* WHAT IS ASKED:
Reproduce word for word the rows from the very first one through the line holding "The latching element 24 is at (640, 355).", including that line.

* DATA EXCERPTS:
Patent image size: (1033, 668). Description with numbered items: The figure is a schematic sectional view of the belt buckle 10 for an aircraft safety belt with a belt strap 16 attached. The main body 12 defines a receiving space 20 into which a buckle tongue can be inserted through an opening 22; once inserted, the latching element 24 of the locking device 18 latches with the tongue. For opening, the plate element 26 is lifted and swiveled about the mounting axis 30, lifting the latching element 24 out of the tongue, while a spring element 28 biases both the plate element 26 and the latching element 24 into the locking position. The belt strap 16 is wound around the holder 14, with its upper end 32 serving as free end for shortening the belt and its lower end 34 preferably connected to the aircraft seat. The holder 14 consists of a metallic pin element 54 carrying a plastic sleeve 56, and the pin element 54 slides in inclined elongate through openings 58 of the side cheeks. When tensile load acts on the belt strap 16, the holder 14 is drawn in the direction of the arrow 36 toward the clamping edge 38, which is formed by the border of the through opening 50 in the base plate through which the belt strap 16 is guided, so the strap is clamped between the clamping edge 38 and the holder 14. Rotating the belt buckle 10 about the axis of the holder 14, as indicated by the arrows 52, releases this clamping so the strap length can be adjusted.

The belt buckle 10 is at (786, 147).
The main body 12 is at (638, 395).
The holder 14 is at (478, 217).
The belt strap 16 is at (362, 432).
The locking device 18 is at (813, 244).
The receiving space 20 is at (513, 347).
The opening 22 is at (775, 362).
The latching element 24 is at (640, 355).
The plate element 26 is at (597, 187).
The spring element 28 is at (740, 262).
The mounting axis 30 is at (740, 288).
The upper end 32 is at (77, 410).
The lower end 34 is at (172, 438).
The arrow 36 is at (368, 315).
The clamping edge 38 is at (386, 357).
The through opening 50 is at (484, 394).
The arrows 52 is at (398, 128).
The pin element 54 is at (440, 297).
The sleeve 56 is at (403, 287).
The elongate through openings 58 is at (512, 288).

* WRITTEN RESPONSE:
Patent image size: (1033, 668). Description with numbered items: The figure is a schematic sectional view of the belt buckle 10 for an aircraft safety belt with a belt strap 16 attached. The main body 12 defines a receiving space 20 into which a buckle tongue can be inserted through an opening 22; once inserted, the latching element 24 of the locking device 18 latches with the tongue. For opening, the plate element 26 is lifted and swiveled about the mounting axis 30, lifting the latching element 24 out of the tongue, while a spring element 28 biases both the plate element 26 and the latching element 24 into the locking position. The belt strap 16 is wound around the holder 14, with its upper end 32 serving as free end for shortening the belt and its lower end 34 preferably connected to the aircraft seat. The holder 14 consists of a metallic pin element 54 carrying a plastic sleeve 56, and the pin element 54 slides in inclined elongate through openings 58 of the side cheeks. When tensile load acts on the belt strap 16, the holder 14 is drawn in the direction of the arrow 36 toward the clamping edge 38, which is formed by the border of the through opening 50 in the base plate through which the belt strap 16 is guided, so the strap is clamped between the clamping edge 38 and the holder 14. Rotating the belt buckle 10 about the axis of the holder 14, as indicated by the arrows 52, releases this clamping so the strap length can be adjusted.

The belt buckle 10 is at (786, 147).
The main body 12 is at (638, 395).
The holder 14 is at (478, 217).
The belt strap 16 is at (362, 432).
The locking device 18 is at (813, 244).
The receiving space 20 is at (513, 347).
The opening 22 is at (775, 362).
The latching element 24 is at (640, 355).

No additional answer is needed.